Information given
━━━━━━━━━━━━━━━━

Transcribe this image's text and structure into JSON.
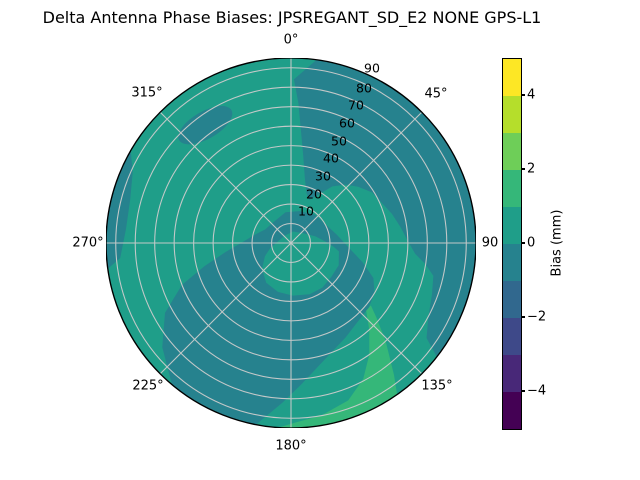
{
  "title": "Delta Antenna Phase Biases: JPSREGANT_SD_E2 NONE GPS-L1",
  "colors": {
    "band_neg1_0": "#26828e",
    "band_0_1": "#1f9e89",
    "band_1_2": "#35b779",
    "grid": "#cccccc",
    "outline": "#000000"
  },
  "polar": {
    "angle_labels": [
      "0°",
      "45°",
      "90",
      "135°",
      "180°",
      "225°",
      "270°",
      "315°"
    ],
    "radial_ticks": [
      "10",
      "20",
      "30",
      "40",
      "50",
      "60",
      "70",
      "80",
      "90"
    ]
  },
  "colorbar": {
    "label": "Bias (mm)",
    "ticks": [
      "4",
      "2",
      "0",
      "−2",
      "−4"
    ],
    "segment_colors_top_to_bottom": [
      "#fde725",
      "#b5de2b",
      "#6ece58",
      "#35b779",
      "#1f9e89",
      "#26828e",
      "#31688e",
      "#3e4989",
      "#482878",
      "#440154"
    ]
  },
  "chart_data": {
    "type": "polar_contour",
    "title": "Delta Antenna Phase Biases: JPSREGANT_SD_E2 NONE GPS-L1",
    "colormap": "viridis, discrete 10 bands",
    "value_label": "Bias (mm)",
    "value_range": [
      -5,
      5
    ],
    "level_step": 1,
    "colorbar_ticks": [
      4,
      2,
      0,
      -2,
      -4
    ],
    "angular_ticks_deg": [
      0,
      45,
      90,
      135,
      180,
      225,
      270,
      315
    ],
    "angular_tick_labels": [
      "0°",
      "45°",
      "90",
      "135°",
      "180°",
      "225°",
      "270°",
      "315°"
    ],
    "radial_ticks": [
      10,
      20,
      30,
      40,
      50,
      60,
      70,
      80,
      90
    ],
    "radial_max": 95,
    "orientation": "0° at top, azimuth increases clockwise, radial labels along ~22.5°",
    "grid": true,
    "legend_position": "colorbar right",
    "observed_bands_mm": [
      {
        "region": "large outer region, azimuth ~10°–128°, radius ~25–95",
        "bias_mm": "-1 to 0"
      },
      {
        "region": "most of upper-left hemisphere (~225°–45° azimuth)",
        "bias_mm": "0 to 1"
      },
      {
        "region": "elongated patch near 320° azimuth, radius ~60–80",
        "bias_mm": "-1 to 0"
      },
      {
        "region": "thin sliver on left rim, azimuth ~262°–300°",
        "bias_mm": "-1 to 0"
      },
      {
        "region": "large lower-left/central region from center to rim at ~191°–220° azimuth",
        "bias_mm": "-1 to 0"
      },
      {
        "region": "small pocket just below center, radius < ~28",
        "bias_mm": "0 to 1"
      },
      {
        "region": "curved bright streak near lower-right rim, azimuth ~128°–184°, radius ~50–95",
        "bias_mm": "1 to 2"
      },
      {
        "region": "rim band azimuth ~220°–260° and gap near 185°–190°",
        "bias_mm": "0 to 1"
      }
    ]
  }
}
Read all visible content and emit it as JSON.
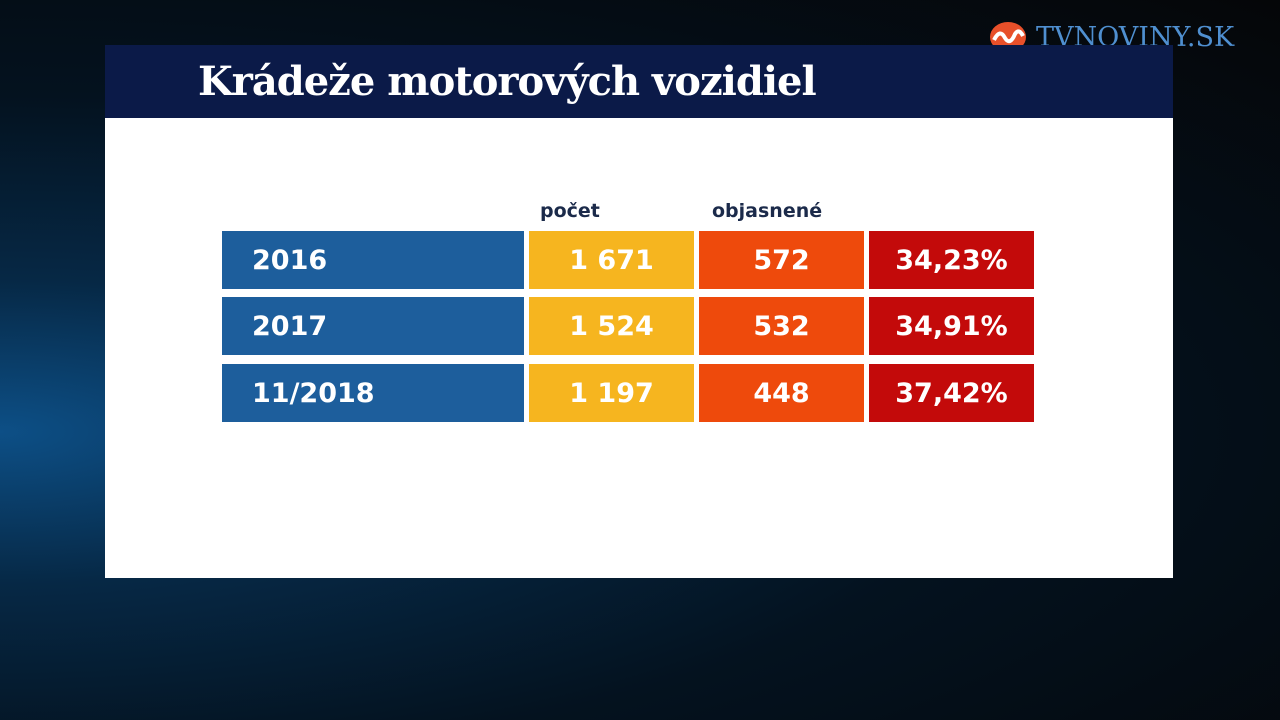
{
  "logo": "TVNOVINY.SK",
  "title": "Krádeže motorových vozidiel",
  "table": {
    "headers": {
      "count": "počet",
      "solved": "objasnené"
    },
    "rows": [
      [
        "2016",
        "1 671",
        "572",
        "34,23%"
      ],
      [
        "2017",
        "1 524",
        "532",
        "34,91%"
      ],
      [
        "11/2018",
        "1 197",
        "448",
        "37,42%"
      ]
    ]
  }
}
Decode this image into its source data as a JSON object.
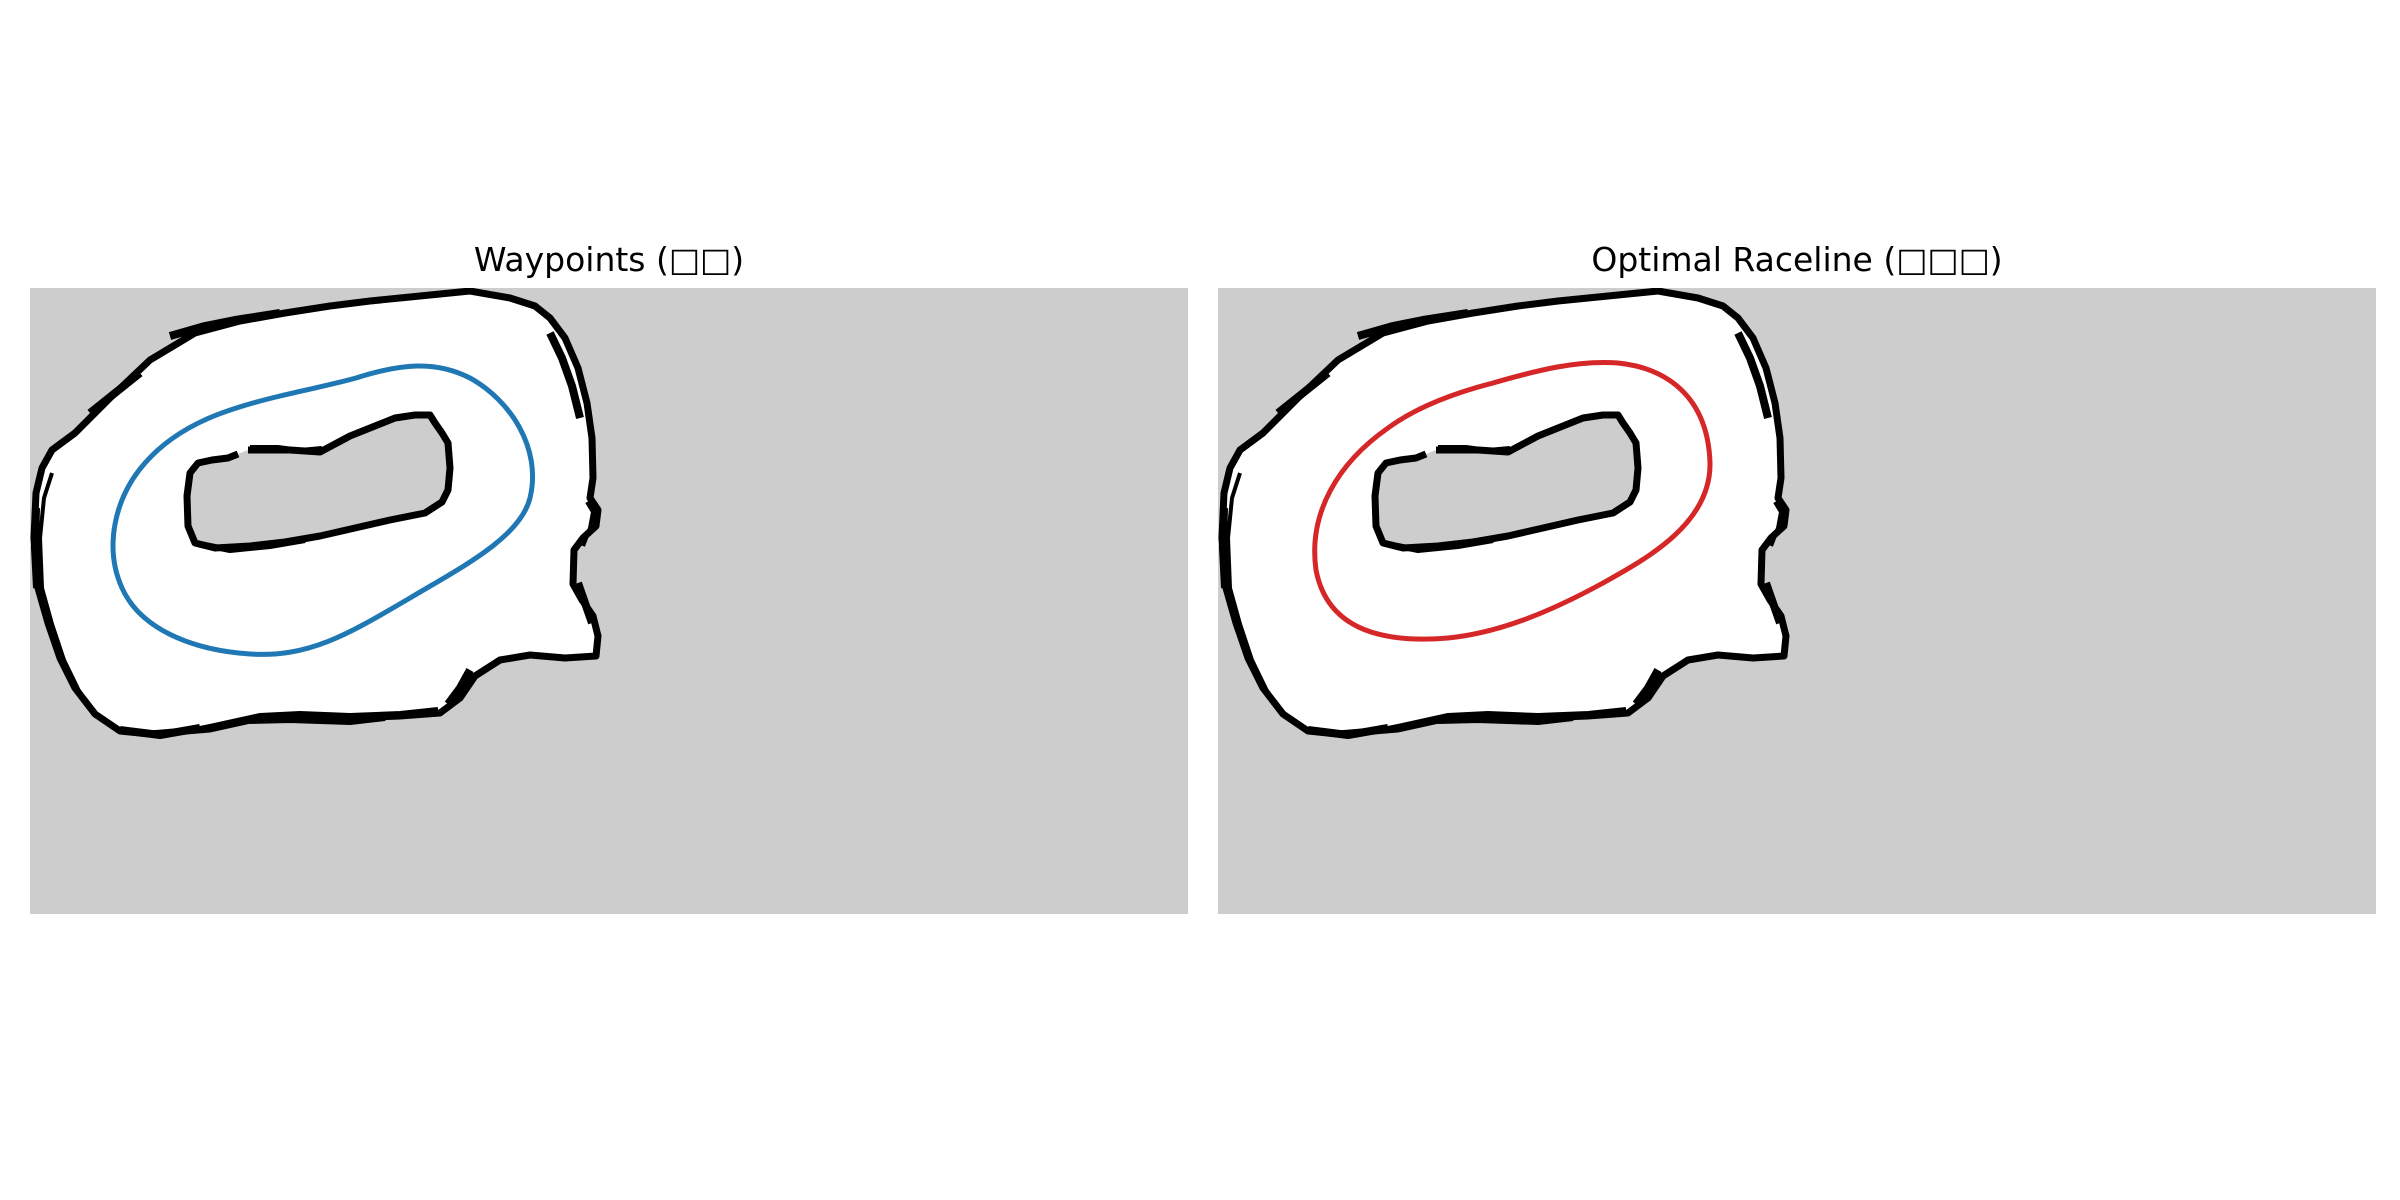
{
  "panels": [
    {
      "title": "Waypoints (□□)",
      "line_label": "waypoints",
      "line_color": "#1f77b4"
    },
    {
      "title": "Optimal Raceline (□□□)",
      "line_label": "raceline",
      "line_color": "#d62728"
    }
  ],
  "map": {
    "unknown_color": "#cdcdcd",
    "free_color": "#ffffff",
    "wall_color": "#000000"
  }
}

━━━━━━━━━━━━━━━━

Problem description
Give every line back word for word and leave the pictures out.

Result below
Transcribe this image's text and structure into JSON.
{
  "title": "Delta Antenna Phase Biases: JPSREGANT_SD_E2 NONE GPS-L1",
  "colors": {
    "band_neg1_0": "#26828e",
    "band_0_1": "#1f9e89",
    "band_1_2": "#35b779",
    "grid": "#cccccc",
    "outline": "#000000"
  },
  "polar": {
    "angle_labels": [
      "0°",
      "45°",
      "90",
      "135°",
      "180°",
      "225°",
      "270°",
      "315°"
    ],
    "radial_ticks": [
      "10",
      "20",
      "30",
      "40",
      "50",
      "60",
      "70",
      "80",
      "90"
    ]
  },
  "colorbar": {
    "label": "Bias (mm)",
    "ticks": [
      "4",
      "2",
      "0",
      "−2",
      "−4"
    ],
    "segment_colors_top_to_bottom": [
      "#fde725",
      "#b5de2b",
      "#6ece58",
      "#35b779",
      "#1f9e89",
      "#26828e",
      "#31688e",
      "#3e4989",
      "#482878",
      "#440154"
    ]
  },
  "chart_data": {
    "type": "polar_contour",
    "title": "Delta Antenna Phase Biases: JPSREGANT_SD_E2 NONE GPS-L1",
    "colormap": "viridis, discrete 10 bands",
    "value_label": "Bias (mm)",
    "value_range": [
      -5,
      5
    ],
    "level_step": 1,
    "colorbar_ticks": [
      4,
      2,
      0,
      -2,
      -4
    ],
    "angular_ticks_deg": [
      0,
      45,
      90,
      135,
      180,
      225,
      270,
      315
    ],
    "angular_tick_labels": [
      "0°",
      "45°",
      "90",
      "135°",
      "180°",
      "225°",
      "270°",
      "315°"
    ],
    "radial_ticks": [
      10,
      20,
      30,
      40,
      50,
      60,
      70,
      80,
      90
    ],
    "radial_max": 95,
    "orientation": "0° at top, azimuth increases clockwise, radial labels along ~22.5°",
    "grid": true,
    "legend_position": "colorbar right",
    "observed_bands_mm": [
      {
        "region": "large outer region, azimuth ~10°–128°, radius ~25–95",
        "bias_mm": "-1 to 0"
      },
      {
        "region": "most of upper-left hemisphere (~225°–45° azimuth)",
        "bias_mm": "0 to 1"
      },
      {
        "region": "elongated patch near 320° azimuth, radius ~60–80",
        "bias_mm": "-1 to 0"
      },
      {
        "region": "thin sliver on left rim, azimuth ~262°–300°",
        "bias_mm": "-1 to 0"
      },
      {
        "region": "large lower-left/central region from center to rim at ~191°–220° azimuth",
        "bias_mm": "-1 to 0"
      },
      {
        "region": "small pocket just below center, radius < ~28",
        "bias_mm": "0 to 1"
      },
      {
        "region": "curved bright streak near lower-right rim, azimuth ~128°–184°, radius ~50–95",
        "bias_mm": "1 to 2"
      },
      {
        "region": "rim band azimuth ~220°–260° and gap near 185°–190°",
        "bias_mm": "0 to 1"
      }
    ]
  }
}
Read all visible content and emit it as JSON.
{
  "logo": "TVNOVINY.SK",
  "title": "Krádeže motorových vozidiel",
  "table": {
    "headers": {
      "count": "počet",
      "solved": "objasnené"
    },
    "rows": [
      [
        "2016",
        "1 671",
        "572",
        "34,23%"
      ],
      [
        "2017",
        "1 524",
        "532",
        "34,91%"
      ],
      [
        "11/2018",
        "1 197",
        "448",
        "37,42%"
      ]
    ]
  }
}
Decode this image into its source data as a JSON object.
{
  "panels": [
    {
      "title": "Waypoints (□□)",
      "line_label": "waypoints",
      "line_color": "#1f77b4"
    },
    {
      "title": "Optimal Raceline (□□□)",
      "line_label": "raceline",
      "line_color": "#d62728"
    }
  ],
  "map": {
    "unknown_color": "#cdcdcd",
    "free_color": "#ffffff",
    "wall_color": "#000000"
  }
}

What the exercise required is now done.